DATA SHOWN

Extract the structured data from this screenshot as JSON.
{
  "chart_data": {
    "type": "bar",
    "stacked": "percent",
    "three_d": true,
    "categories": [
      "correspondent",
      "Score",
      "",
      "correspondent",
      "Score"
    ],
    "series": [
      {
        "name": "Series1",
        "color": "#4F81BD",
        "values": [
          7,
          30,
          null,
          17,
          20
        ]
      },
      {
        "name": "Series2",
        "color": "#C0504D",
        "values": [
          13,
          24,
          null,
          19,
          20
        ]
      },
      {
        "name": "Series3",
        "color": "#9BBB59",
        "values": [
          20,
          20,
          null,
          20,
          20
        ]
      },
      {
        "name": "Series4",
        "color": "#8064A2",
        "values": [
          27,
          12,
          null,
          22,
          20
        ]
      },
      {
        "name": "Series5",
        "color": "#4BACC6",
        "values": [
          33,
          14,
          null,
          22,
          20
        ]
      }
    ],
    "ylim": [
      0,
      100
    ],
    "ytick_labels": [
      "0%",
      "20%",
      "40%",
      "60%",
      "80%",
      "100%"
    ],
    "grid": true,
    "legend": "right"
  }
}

GIVEN INSTRUCTION
Lines of the material that contain the word "color" are to be gathered.

SOLVED EXERCISE
        "color": "#4F81BD",
        "color": "#C0504D",
        "color": "#9BBB59",
        "color": "#8064A2",
        "color": "#4BACC6",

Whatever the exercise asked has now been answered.